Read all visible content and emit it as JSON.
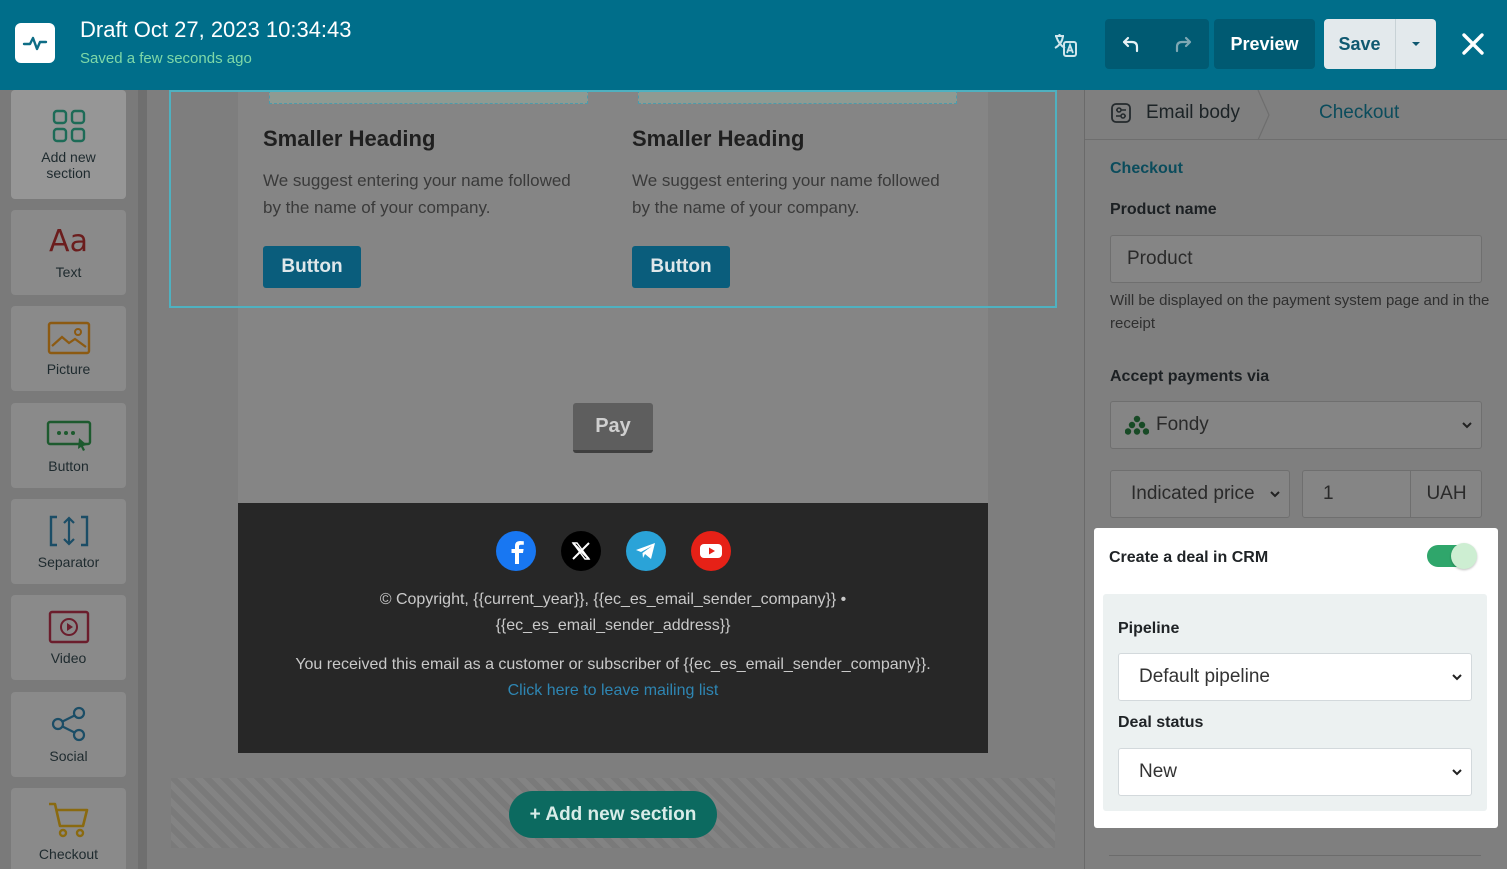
{
  "header": {
    "title": "Draft Oct 27, 2023 10:34:43",
    "subtitle": "Saved a few seconds ago",
    "preview_label": "Preview",
    "save_label": "Save"
  },
  "leftbar": {
    "items": [
      {
        "label": "Add new section",
        "icon": "grid-icon"
      },
      {
        "label": "Text",
        "icon": "text-icon"
      },
      {
        "label": "Picture",
        "icon": "picture-icon"
      },
      {
        "label": "Button",
        "icon": "button-icon"
      },
      {
        "label": "Separator",
        "icon": "separator-icon"
      },
      {
        "label": "Video",
        "icon": "video-icon"
      },
      {
        "label": "Social",
        "icon": "share-icon"
      },
      {
        "label": "Checkout",
        "icon": "cart-icon"
      }
    ]
  },
  "canvas": {
    "columns": [
      {
        "heading": "Smaller Heading",
        "text": "We suggest entering your name followed by the name of your company.",
        "button": "Button"
      },
      {
        "heading": "Smaller Heading",
        "text": "We suggest entering your name followed by the name of your company.",
        "button": "Button"
      }
    ],
    "pay_label": "Pay",
    "footer": {
      "copyright_1": "© Copyright, {{current_year}}, {{ec_es_email_sender_company}} •",
      "copyright_2": "{{ec_es_email_sender_address}}",
      "received": "You received this email as a customer or subscriber of {{ec_es_email_sender_company}}.",
      "unsubscribe": "Click here to leave mailing list"
    },
    "add_section_label": "+ Add new section"
  },
  "panel": {
    "tabs": {
      "email_body": "Email body",
      "checkout": "Checkout"
    },
    "section_title": "Checkout",
    "product_name_label": "Product name",
    "product_name_value": "Product",
    "product_hint": "Will be displayed on the payment system page and in the receipt",
    "accept_label": "Accept payments via",
    "payment_provider": "Fondy",
    "price_type": "Indicated price",
    "price_value": "1",
    "currency": "UAH",
    "crm": {
      "title": "Create a deal in CRM",
      "enabled": true,
      "pipeline_label": "Pipeline",
      "pipeline_value": "Default pipeline",
      "deal_status_label": "Deal status",
      "deal_status_value": "New"
    }
  },
  "colors": {
    "topbar": "#006e8a",
    "accent_green": "#2fa66b",
    "checkout_blue": "#0b4c5c"
  }
}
****
Go through the listing above and quote it exactly, apart from its images.

* [Written answer]:
Read all visible content and emit it as JSON.
{
  "header": {
    "title": "Draft Oct 27, 2023 10:34:43",
    "subtitle": "Saved a few seconds ago",
    "preview_label": "Preview",
    "save_label": "Save"
  },
  "leftbar": {
    "items": [
      {
        "label": "Add new section",
        "icon": "grid-icon"
      },
      {
        "label": "Text",
        "icon": "text-icon"
      },
      {
        "label": "Picture",
        "icon": "picture-icon"
      },
      {
        "label": "Button",
        "icon": "button-icon"
      },
      {
        "label": "Separator",
        "icon": "separator-icon"
      },
      {
        "label": "Video",
        "icon": "video-icon"
      },
      {
        "label": "Social",
        "icon": "share-icon"
      },
      {
        "label": "Checkout",
        "icon": "cart-icon"
      }
    ]
  },
  "canvas": {
    "columns": [
      {
        "heading": "Smaller Heading",
        "text": "We suggest entering your name followed by the name of your company.",
        "button": "Button"
      },
      {
        "heading": "Smaller Heading",
        "text": "We suggest entering your name followed by the name of your company.",
        "button": "Button"
      }
    ],
    "pay_label": "Pay",
    "footer": {
      "copyright_1": "© Copyright, {{current_year}}, {{ec_es_email_sender_company}} •",
      "copyright_2": "{{ec_es_email_sender_address}}",
      "received": "You received this email as a customer or subscriber of {{ec_es_email_sender_company}}.",
      "unsubscribe": "Click here to leave mailing list"
    },
    "add_section_label": "+ Add new section"
  },
  "panel": {
    "tabs": {
      "email_body": "Email body",
      "checkout": "Checkout"
    },
    "section_title": "Checkout",
    "product_name_label": "Product name",
    "product_name_value": "Product",
    "product_hint": "Will be displayed on the payment system page and in the receipt",
    "accept_label": "Accept payments via",
    "payment_provider": "Fondy",
    "price_type": "Indicated price",
    "price_value": "1",
    "currency": "UAH",
    "crm": {
      "title": "Create a deal in CRM",
      "enabled": true,
      "pipeline_label": "Pipeline",
      "pipeline_value": "Default pipeline",
      "deal_status_label": "Deal status",
      "deal_status_value": "New"
    }
  },
  "colors": {
    "topbar": "#006e8a",
    "accent_green": "#2fa66b",
    "checkout_blue": "#0b4c5c"
  }
}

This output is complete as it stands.